#### The problem:
Reproduce every line of the data items below word for word.

[Data items]
:::

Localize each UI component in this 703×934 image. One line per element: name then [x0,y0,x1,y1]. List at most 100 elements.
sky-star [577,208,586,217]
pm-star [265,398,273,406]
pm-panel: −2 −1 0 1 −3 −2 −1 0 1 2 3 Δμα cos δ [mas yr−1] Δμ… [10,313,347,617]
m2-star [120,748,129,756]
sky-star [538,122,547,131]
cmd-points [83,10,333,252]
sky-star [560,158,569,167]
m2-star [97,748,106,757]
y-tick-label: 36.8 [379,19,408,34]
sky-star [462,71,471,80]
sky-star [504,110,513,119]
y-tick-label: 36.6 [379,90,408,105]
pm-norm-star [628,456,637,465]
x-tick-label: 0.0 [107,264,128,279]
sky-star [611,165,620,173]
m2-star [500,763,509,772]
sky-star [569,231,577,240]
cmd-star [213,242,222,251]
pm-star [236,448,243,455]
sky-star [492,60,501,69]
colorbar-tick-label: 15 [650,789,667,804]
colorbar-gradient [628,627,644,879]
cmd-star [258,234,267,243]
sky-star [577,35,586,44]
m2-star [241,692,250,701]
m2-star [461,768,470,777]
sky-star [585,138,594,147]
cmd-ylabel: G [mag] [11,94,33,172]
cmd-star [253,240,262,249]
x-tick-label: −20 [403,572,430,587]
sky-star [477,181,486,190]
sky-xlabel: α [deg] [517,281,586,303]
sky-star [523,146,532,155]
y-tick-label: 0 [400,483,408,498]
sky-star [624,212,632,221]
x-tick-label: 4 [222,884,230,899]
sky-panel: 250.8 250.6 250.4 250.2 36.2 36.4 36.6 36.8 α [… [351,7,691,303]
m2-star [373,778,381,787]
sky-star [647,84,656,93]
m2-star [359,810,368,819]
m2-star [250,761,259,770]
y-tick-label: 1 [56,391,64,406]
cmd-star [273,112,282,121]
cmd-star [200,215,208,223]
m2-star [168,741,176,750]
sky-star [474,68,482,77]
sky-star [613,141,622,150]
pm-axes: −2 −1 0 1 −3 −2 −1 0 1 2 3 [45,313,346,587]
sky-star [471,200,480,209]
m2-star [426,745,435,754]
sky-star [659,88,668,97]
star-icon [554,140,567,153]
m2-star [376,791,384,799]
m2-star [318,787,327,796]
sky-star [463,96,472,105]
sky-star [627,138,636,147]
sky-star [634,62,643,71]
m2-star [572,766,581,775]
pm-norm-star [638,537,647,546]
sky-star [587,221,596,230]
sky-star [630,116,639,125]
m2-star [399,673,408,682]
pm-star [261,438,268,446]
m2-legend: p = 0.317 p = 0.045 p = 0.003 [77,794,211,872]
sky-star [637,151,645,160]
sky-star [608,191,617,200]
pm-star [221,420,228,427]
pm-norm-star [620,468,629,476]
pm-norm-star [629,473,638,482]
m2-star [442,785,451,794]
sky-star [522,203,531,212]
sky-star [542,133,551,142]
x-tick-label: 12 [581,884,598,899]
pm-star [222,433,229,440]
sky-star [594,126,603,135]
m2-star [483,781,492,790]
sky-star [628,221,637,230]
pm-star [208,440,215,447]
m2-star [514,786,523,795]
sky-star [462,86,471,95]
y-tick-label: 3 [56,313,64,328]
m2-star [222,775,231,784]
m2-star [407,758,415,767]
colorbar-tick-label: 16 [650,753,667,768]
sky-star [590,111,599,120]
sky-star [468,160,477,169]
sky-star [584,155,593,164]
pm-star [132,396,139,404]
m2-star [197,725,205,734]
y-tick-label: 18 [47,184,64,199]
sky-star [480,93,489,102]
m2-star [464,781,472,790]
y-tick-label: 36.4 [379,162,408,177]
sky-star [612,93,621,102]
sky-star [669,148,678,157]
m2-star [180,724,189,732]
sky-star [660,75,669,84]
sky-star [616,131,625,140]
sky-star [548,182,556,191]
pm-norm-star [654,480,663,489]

:::

#### Solved problem:
Localize each UI component in this 703×934 image. One line per element: name then [x0,y0,x1,y1]. List at most 100 elements.
sky-star [577,208,586,217]
pm-star [265,398,273,406]
pm-panel: −2 −1 0 1 −3 −2 −1 0 1 2 3 Δμα cos δ [mas yr−1] Δμ… [10,313,347,617]
m2-star [120,748,129,756]
sky-star [538,122,547,131]
cmd-points [83,10,333,252]
sky-star [560,158,569,167]
m2-star [97,748,106,757]
y-tick-label: 36.8 [379,19,408,34]
sky-star [462,71,471,80]
sky-star [504,110,513,119]
y-tick-label: 36.6 [379,90,408,105]
pm-norm-star [628,456,637,465]
x-tick-label: 0.0 [107,264,128,279]
sky-star [611,165,620,173]
m2-star [500,763,509,772]
sky-star [569,231,577,240]
cmd-star [213,242,222,251]
pm-star [236,448,243,455]
sky-star [492,60,501,69]
colorbar-tick-label: 15 [650,789,667,804]
colorbar-gradient [628,627,644,879]
cmd-star [258,234,267,243]
sky-star [577,35,586,44]
m2-star [241,692,250,701]
m2-star [461,768,470,777]
sky-star [585,138,594,147]
cmd-ylabel: G [mag] [11,94,33,172]
cmd-star [253,240,262,249]
x-tick-label: −20 [403,572,430,587]
sky-star [477,181,486,190]
sky-xlabel: α [deg] [517,281,586,303]
sky-star [523,146,532,155]
y-tick-label: 0 [400,483,408,498]
sky-star [624,212,632,221]
x-tick-label: 4 [222,884,230,899]
sky-panel: 250.8 250.6 250.4 250.2 36.2 36.4 36.6 36.8 α [… [351,7,691,303]
m2-star [373,778,381,787]
sky-star [647,84,656,93]
m2-star [359,810,368,819]
m2-star [250,761,259,770]
y-tick-label: 1 [56,391,64,406]
cmd-star [273,112,282,121]
cmd-star [200,215,208,223]
m2-star [168,741,176,750]
sky-star [474,68,482,77]
sky-star [613,141,622,150]
pm-axes: −2 −1 0 1 −3 −2 −1 0 1 2 3 [45,313,346,587]
sky-star [471,200,480,209]
m2-star [426,745,435,754]
sky-star [659,88,668,97]
star-icon [554,140,567,153]
m2-star [376,791,384,799]
m2-star [318,787,327,796]
sky-star [463,96,472,105]
sky-star [627,138,636,147]
sky-star [634,62,643,71]
m2-star [572,766,581,775]
pm-norm-star [638,537,647,546]
sky-star [587,221,596,230]
sky-star [630,116,639,125]
m2-star [399,673,408,682]
pm-star [261,438,268,446]
m2-legend: p = 0.317 p = 0.045 p = 0.003 [77,794,211,872]
sky-star [637,151,645,160]
sky-star [608,191,617,200]
pm-star [221,420,228,427]
pm-norm-star [620,468,629,476]
pm-norm-star [629,473,638,482]
m2-star [442,785,451,794]
sky-star [522,203,531,212]
sky-star [542,133,551,142]
x-tick-label: 12 [581,884,598,899]
pm-star [222,433,229,440]
sky-star [594,126,603,135]
m2-star [483,781,492,790]
sky-star [628,221,637,230]
pm-star [208,440,215,447]
m2-star [514,786,523,795]
sky-star [462,86,471,95]
y-tick-label: 3 [56,313,64,328]
m2-star [222,775,231,784]
m2-star [407,758,415,767]
colorbar-tick-label: 16 [650,753,667,768]
sky-star [590,111,599,120]
sky-star [468,160,477,169]
sky-star [584,155,593,164]
pm-star [132,396,139,404]
m2-star [197,725,205,734]
y-tick-label: 18 [47,184,64,199]
sky-star [480,93,489,102]
m2-star [464,781,472,790]
y-tick-label: 36.4 [379,162,408,177]
sky-star [612,93,621,102]
sky-star [669,148,678,157]
m2-star [180,724,189,732]
sky-star [660,75,669,84]
sky-star [616,131,625,140]
sky-star [548,182,556,191]
pm-norm-star [654,480,663,489]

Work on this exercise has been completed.